[Entries from a visual dataset]
================

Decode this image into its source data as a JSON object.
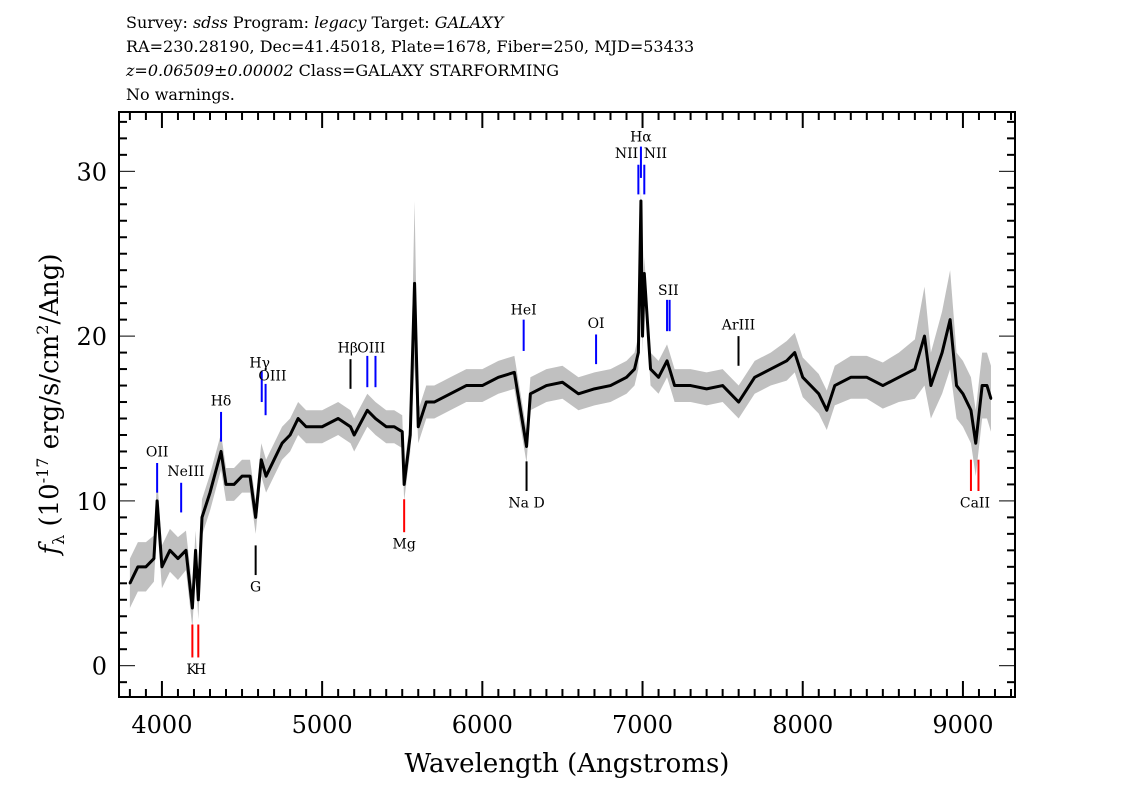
{
  "header": {
    "survey_label": "Survey:",
    "survey": "sdss",
    "program_label": "Program:",
    "program": "legacy",
    "target_label": "Target:",
    "target": "GALAXY",
    "line2": "RA=230.28190, Dec=41.45018, Plate=1678, Fiber=250, MJD=53433",
    "redshift": "z=0.06509±0.00002",
    "class": "Class=GALAXY STARFORMING",
    "warnings": "No warnings."
  },
  "chart_data": {
    "type": "line",
    "xlabel": "Wavelength (Angstroms)",
    "ylabel_main": "f",
    "ylabel_sub": "λ",
    "ylabel_pre": " (10",
    "ylabel_exp": "-17",
    "ylabel_mid": " erg/s/cm",
    "ylabel_exp2": "2",
    "ylabel_post": "/Ang)",
    "xlim": [
      3732,
      9325
    ],
    "ylim": [
      -1.9,
      33.6
    ],
    "xticks": [
      4000,
      5000,
      6000,
      7000,
      8000,
      9000
    ],
    "yticks": [
      0,
      10,
      20,
      30
    ],
    "grid": false,
    "colors": {
      "flux": "#000000",
      "error": "#c0c0c0",
      "emission": "#0000ff",
      "absorption": "#ff0000",
      "sky": "#000000"
    },
    "wavelength": [
      3800,
      3850,
      3900,
      3950,
      3970,
      4000,
      4050,
      4100,
      4150,
      4190,
      4210,
      4227,
      4250,
      4300,
      4369,
      4400,
      4450,
      4500,
      4550,
      4585,
      4620,
      4650,
      4700,
      4750,
      4800,
      4850,
      4900,
      5000,
      5100,
      5177,
      5200,
      5282,
      5333,
      5400,
      5450,
      5500,
      5512,
      5550,
      5577,
      5600,
      5650,
      5700,
      5800,
      5900,
      6000,
      6100,
      6200,
      6276,
      6300,
      6400,
      6500,
      6600,
      6700,
      6800,
      6900,
      6950,
      6974,
      6990,
      7000,
      7011,
      7050,
      7100,
      7153,
      7169,
      7200,
      7300,
      7400,
      7500,
      7600,
      7700,
      7800,
      7900,
      7950,
      8000,
      8100,
      8150,
      8200,
      8300,
      8400,
      8500,
      8600,
      8700,
      8760,
      8800,
      8870,
      8920,
      8960,
      9000,
      9050,
      9080,
      9120,
      9150,
      9175
    ],
    "flux": [
      5,
      6,
      6,
      6.5,
      10,
      6,
      7,
      6.5,
      7,
      3.5,
      7,
      4,
      9,
      10.5,
      13,
      11,
      11,
      11.5,
      11.5,
      9,
      12.5,
      11.5,
      12.5,
      13.5,
      14,
      15,
      14.5,
      14.5,
      15,
      14.5,
      14,
      15.5,
      15,
      14.5,
      14.5,
      14.2,
      11,
      14,
      23.2,
      14.5,
      16,
      16,
      16.5,
      17,
      17,
      17.5,
      17.8,
      13.3,
      16.5,
      17,
      17.2,
      16.5,
      16.8,
      17,
      17.5,
      18,
      19,
      28.2,
      20,
      23.8,
      18,
      17.5,
      18.5,
      18,
      17,
      17,
      16.8,
      17,
      16,
      17.5,
      18,
      18.5,
      19,
      17.5,
      16.5,
      15.5,
      17,
      17.5,
      17.5,
      17,
      17.5,
      18,
      20,
      17,
      19,
      21,
      17,
      16.5,
      15.5,
      13.5,
      17,
      17,
      16.2
    ],
    "flux_error": [
      1.5,
      1.5,
      1.5,
      1.4,
      1.4,
      1.3,
      1.3,
      1.3,
      1.2,
      1.2,
      1.2,
      1.2,
      1.1,
      1.1,
      1.1,
      1,
      1,
      1,
      1,
      1,
      1,
      1,
      1,
      1,
      1,
      1,
      1,
      1,
      1,
      1,
      1,
      1,
      1,
      1,
      1,
      1,
      1,
      1,
      5,
      1,
      1,
      1,
      1,
      1,
      1,
      1,
      1,
      1,
      1,
      1,
      1,
      1,
      1,
      1,
      1,
      1,
      1,
      1,
      1,
      1,
      1,
      1,
      1,
      1,
      1,
      1,
      1,
      1,
      1,
      1,
      1,
      1.2,
      1.2,
      1.2,
      1.2,
      1.2,
      1.2,
      1.3,
      1.3,
      1.4,
      1.5,
      1.8,
      3,
      2,
      2.5,
      3,
      2,
      2,
      2,
      2,
      2,
      2,
      2
    ],
    "line_markers": [
      {
        "name": "OII",
        "wavelength": 3970,
        "range": [
          10.5,
          12.3
        ],
        "type": "emission"
      },
      {
        "name": "NeIII",
        "wavelength": 4120,
        "range": [
          9.3,
          11.1
        ],
        "type": "emission"
      },
      {
        "name": "K",
        "wavelength": 4190,
        "range": [
          0.5,
          2.5
        ],
        "type": "absorption"
      },
      {
        "name": "H",
        "wavelength": 4227,
        "range": [
          0.5,
          2.5
        ],
        "type": "absorption"
      },
      {
        "name": "Hδ",
        "wavelength": 4369,
        "range": [
          13.6,
          15.4
        ],
        "type": "emission"
      },
      {
        "name": "G",
        "wavelength": 4585,
        "range": [
          5.5,
          7.3
        ],
        "type": "sky"
      },
      {
        "name": "Hγ",
        "wavelength": 4623,
        "range": [
          16.0,
          17.9
        ],
        "type": "emission"
      },
      {
        "name": "OIII",
        "wavelength": 4647,
        "range": [
          15.2,
          17.1
        ],
        "type": "emission"
      },
      {
        "name": "Hβ",
        "wavelength": 5177,
        "range": [
          16.8,
          18.6
        ],
        "type": "sky"
      },
      {
        "name": "OIII",
        "wavelength": 5282,
        "range": [
          16.9,
          18.8
        ],
        "type": "emission"
      },
      {
        "name": "OIII",
        "wavelength": 5333,
        "range": [
          16.9,
          18.8
        ],
        "type": "emission"
      },
      {
        "name": "Mg",
        "wavelength": 5512,
        "range": [
          8.1,
          10.1
        ],
        "type": "absorption"
      },
      {
        "name": "HeI",
        "wavelength": 6258,
        "range": [
          19.1,
          21.0
        ],
        "type": "emission"
      },
      {
        "name": "Na D",
        "wavelength": 6276,
        "range": [
          10.6,
          12.4
        ],
        "type": "sky"
      },
      {
        "name": "OI",
        "wavelength": 6710,
        "range": [
          18.3,
          20.1
        ],
        "type": "emission"
      },
      {
        "name": "NII",
        "wavelength": 6974,
        "range": [
          28.6,
          30.4
        ],
        "type": "emission"
      },
      {
        "name": "Hα",
        "wavelength": 6990,
        "range": [
          29.6,
          31.5
        ],
        "type": "emission"
      },
      {
        "name": "NII",
        "wavelength": 7011,
        "range": [
          28.6,
          30.4
        ],
        "type": "emission"
      },
      {
        "name": "SII",
        "wavelength": 7153,
        "range": [
          20.3,
          22.2
        ],
        "type": "emission"
      },
      {
        "name": "SII",
        "wavelength": 7169,
        "range": [
          20.3,
          22.2
        ],
        "type": "emission"
      },
      {
        "name": "ArIII",
        "wavelength": 7599,
        "range": [
          18.2,
          20.0
        ],
        "type": "sky"
      },
      {
        "name": "CaII",
        "wavelength": 9050,
        "range": [
          10.6,
          12.5
        ],
        "type": "absorption"
      },
      {
        "name": "CaII",
        "wavelength": 9097,
        "range": [
          10.6,
          12.5
        ],
        "type": "absorption"
      }
    ],
    "line_labels": [
      {
        "text": "OII",
        "wavelength": 3970,
        "flux": 13.0
      },
      {
        "text": "NeIII",
        "wavelength": 4150,
        "flux": 11.8
      },
      {
        "text": "K",
        "wavelength": 4185,
        "flux": -0.2
      },
      {
        "text": "H",
        "wavelength": 4238,
        "flux": -0.2
      },
      {
        "text": "Hδ",
        "wavelength": 4369,
        "flux": 16.1
      },
      {
        "text": "G",
        "wavelength": 4585,
        "flux": 4.8
      },
      {
        "text": "Hγ",
        "wavelength": 4610,
        "flux": 18.4
      },
      {
        "text": "OIII",
        "wavelength": 4690,
        "flux": 17.6
      },
      {
        "text": "Hβ",
        "wavelength": 5160,
        "flux": 19.3
      },
      {
        "text": "OIII",
        "wavelength": 5307,
        "flux": 19.3
      },
      {
        "text": "Mg",
        "wavelength": 5512,
        "flux": 7.4
      },
      {
        "text": "HeI",
        "wavelength": 6258,
        "flux": 21.6
      },
      {
        "text": "Na  D",
        "wavelength": 6276,
        "flux": 9.9
      },
      {
        "text": "OI",
        "wavelength": 6710,
        "flux": 20.8
      },
      {
        "text": "NII",
        "wavelength": 6900,
        "flux": 31.1
      },
      {
        "text": "Hα",
        "wavelength": 6990,
        "flux": 32.1
      },
      {
        "text": "NII",
        "wavelength": 7080,
        "flux": 31.1
      },
      {
        "text": "SII",
        "wavelength": 7161,
        "flux": 22.8
      },
      {
        "text": "ArIII",
        "wavelength": 7599,
        "flux": 20.7
      },
      {
        "text": "CaII",
        "wavelength": 9075,
        "flux": 9.9
      }
    ]
  }
}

================

- _TASK OBJECTIVE_
Copy out every line of the data that includes the word "GALAXY".

- _SOLVED PROBLEM_
    "target": "GALAXY",
    "class": "Class=GALAXY STARFORMING",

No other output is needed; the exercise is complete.